Source text:
• • • • •

Pensions are not a tax free investment, Pensions are a tax deferred investment i.e. you pay tax on 3/4 of it on realising it. Furthermore you pay fund and admin costs in it, have no access to your cash until you're 60+ and generally they're pigs of investments that trade on people's ignorance and/or indifference to taking a more active role in their financial management. Buyer Beware!


----------



## Kemo_Sabe (18 Jun 2008)

Daithi7 said:


> Pensions are not a tax free investment, Pensions are a tax deferred investment i.e. *you pay tax on 3/4 of it on realising it*. Furthermore you pay fund and admin costs in it, have no access to your cash until you're 60+ and generally they're pigs of investments that trade on people's ignorance and/or indifference to taking a more active role in their financial management. Buyer Beware!


 
can you please provide a reputable link to back up this claim? Thank you


----------



## NavanMan1 (18 Jun 2008)

grotty said:


> Hi Folks,
> 
> Apologies if this seems like a silly question, but I don't know how much money I should be saving.
> 
> ...


 
Hi Grotty,
As your single, just wondering if your female ?


----------



## oldtimer (18 Jun 2008)

Well said Daithi7. I am sick of hearing ''putting money into pensions is a no-brainer, better than SSIA etc etc.'' I paid into an AVC for several years. I am now retired and over 60. Everytime I draw money out of my AVC I am taxed on it and pay admin and fund management costs. True I got max tax relief while working because I was on the 41% tax rate, nevertheless, I am now paying back some of that. Also, I have to watch the amount I withdraw annually as I could end up in the higher tax bracket. So to say contributing to pensions is a tax free investments is simply not true.


----------



## eileen alana (18 Jun 2008)

Daithi7 said:


> Pensions are not a tax free investment, Pensions are a tax deferred investment i.e. *you pay tax on 3/4 of it on realising it*. Furthermore you pay fund and admin costs in it, have no access to your cash until you're 60+ and generally they're pigs of investments that trade on people's ignorance and/or indifference to taking a more active role in their financial management. Buyer Beware!


 
Is this true??


----------



## Daithi7 (18 Jun 2008)

Kemo_Sabe said:


> can you please provide a reputable link to back up this claim? Thank you


 
Yes, check out revenue.ie and look up pensions.

• • • • •

Exercise 1: Gather every line of the listing that contains the string "BLE物联网模组", treating uppercase and lowercase as different.
The listing has no connection to the pension thread.

• • • • •

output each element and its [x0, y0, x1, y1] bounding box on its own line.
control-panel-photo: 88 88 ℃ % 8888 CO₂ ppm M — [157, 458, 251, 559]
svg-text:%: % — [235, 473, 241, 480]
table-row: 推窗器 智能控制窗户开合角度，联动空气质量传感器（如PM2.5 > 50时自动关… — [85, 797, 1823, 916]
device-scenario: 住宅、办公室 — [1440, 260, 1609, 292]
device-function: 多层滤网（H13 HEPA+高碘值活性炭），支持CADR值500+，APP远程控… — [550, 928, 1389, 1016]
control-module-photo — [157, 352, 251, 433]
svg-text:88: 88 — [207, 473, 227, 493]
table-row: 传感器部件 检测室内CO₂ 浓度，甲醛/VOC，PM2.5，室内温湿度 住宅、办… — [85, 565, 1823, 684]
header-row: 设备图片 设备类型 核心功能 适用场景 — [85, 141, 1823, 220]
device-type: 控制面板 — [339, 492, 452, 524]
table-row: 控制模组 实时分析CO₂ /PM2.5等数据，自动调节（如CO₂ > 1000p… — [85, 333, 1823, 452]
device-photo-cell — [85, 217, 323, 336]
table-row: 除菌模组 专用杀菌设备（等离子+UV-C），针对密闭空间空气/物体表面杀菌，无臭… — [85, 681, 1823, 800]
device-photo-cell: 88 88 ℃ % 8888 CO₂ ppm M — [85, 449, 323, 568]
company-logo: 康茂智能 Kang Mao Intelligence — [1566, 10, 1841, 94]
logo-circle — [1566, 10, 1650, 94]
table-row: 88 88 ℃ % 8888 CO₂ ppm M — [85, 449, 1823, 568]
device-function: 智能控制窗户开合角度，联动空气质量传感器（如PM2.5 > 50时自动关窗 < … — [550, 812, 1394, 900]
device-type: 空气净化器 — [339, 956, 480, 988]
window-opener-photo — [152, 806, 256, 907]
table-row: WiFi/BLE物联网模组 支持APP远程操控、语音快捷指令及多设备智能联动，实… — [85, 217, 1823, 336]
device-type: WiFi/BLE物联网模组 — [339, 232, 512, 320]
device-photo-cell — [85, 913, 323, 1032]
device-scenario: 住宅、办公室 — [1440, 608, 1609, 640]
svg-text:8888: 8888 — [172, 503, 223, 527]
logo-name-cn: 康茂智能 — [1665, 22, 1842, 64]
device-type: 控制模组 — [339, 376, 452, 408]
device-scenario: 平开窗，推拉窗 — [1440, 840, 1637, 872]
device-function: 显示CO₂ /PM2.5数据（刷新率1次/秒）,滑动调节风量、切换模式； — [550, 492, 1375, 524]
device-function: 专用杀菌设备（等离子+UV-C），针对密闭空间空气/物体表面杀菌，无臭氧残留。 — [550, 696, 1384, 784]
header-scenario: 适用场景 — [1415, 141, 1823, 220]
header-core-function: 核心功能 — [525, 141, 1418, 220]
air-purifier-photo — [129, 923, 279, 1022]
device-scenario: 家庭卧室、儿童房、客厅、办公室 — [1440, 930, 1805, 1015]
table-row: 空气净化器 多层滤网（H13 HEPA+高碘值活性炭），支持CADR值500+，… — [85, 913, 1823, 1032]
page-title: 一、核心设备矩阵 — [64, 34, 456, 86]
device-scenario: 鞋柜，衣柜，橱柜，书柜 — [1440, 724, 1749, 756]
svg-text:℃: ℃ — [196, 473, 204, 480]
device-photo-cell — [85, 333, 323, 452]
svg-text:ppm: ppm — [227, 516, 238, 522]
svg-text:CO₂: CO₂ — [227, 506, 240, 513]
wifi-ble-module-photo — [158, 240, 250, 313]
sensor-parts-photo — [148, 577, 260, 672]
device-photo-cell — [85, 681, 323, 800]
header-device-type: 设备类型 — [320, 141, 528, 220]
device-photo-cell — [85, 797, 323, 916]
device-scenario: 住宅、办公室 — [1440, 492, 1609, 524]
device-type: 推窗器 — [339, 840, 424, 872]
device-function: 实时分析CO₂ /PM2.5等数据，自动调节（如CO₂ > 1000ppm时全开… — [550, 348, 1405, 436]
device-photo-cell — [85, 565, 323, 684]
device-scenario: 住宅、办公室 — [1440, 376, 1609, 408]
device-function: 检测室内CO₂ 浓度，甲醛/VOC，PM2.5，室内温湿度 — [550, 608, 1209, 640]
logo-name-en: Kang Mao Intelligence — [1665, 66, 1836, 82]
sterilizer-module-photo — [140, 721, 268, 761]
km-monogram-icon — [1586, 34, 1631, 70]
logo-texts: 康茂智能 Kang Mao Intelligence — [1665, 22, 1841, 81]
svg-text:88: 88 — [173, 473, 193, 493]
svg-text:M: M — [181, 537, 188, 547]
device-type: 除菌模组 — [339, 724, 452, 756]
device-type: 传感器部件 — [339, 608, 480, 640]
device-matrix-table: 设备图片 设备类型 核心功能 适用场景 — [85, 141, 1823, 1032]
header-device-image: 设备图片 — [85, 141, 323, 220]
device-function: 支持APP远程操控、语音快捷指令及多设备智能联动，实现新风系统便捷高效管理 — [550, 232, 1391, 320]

• • • • •

Exercise 2: From the pension thread, extract the passage word for word, beginning at the words "Well said Daithi7." and stopping after "alana (18 Jun 2008)".

Correct output 1:
table-row: WiFi/BLE物联网模组 支持APP远程操控、语音快捷指令及多设备智能联动，实… — [85, 217, 1823, 336]
device-type: WiFi/BLE物联网模组 — [339, 232, 512, 320]

Correct output 2:
Well said Daithi7. I am sick of hearing ''putting money into pensions is a no-brainer, better than SSIA etc etc.'' I paid into an AVC for several years. I am now retired and over 60. Everytime I draw money out of my AVC I am taxed on it and pay admin and fund management costs. True I got max tax relief while working because I was on the 41% tax rate, nevertheless, I am now paying back some of that. Also, I have to watch the amount I withdraw annually as I could end up in the higher tax bracket. So to say contributing to pensions is a tax free investments is simply not true.


----------



## eileen alana (18 Jun 2008)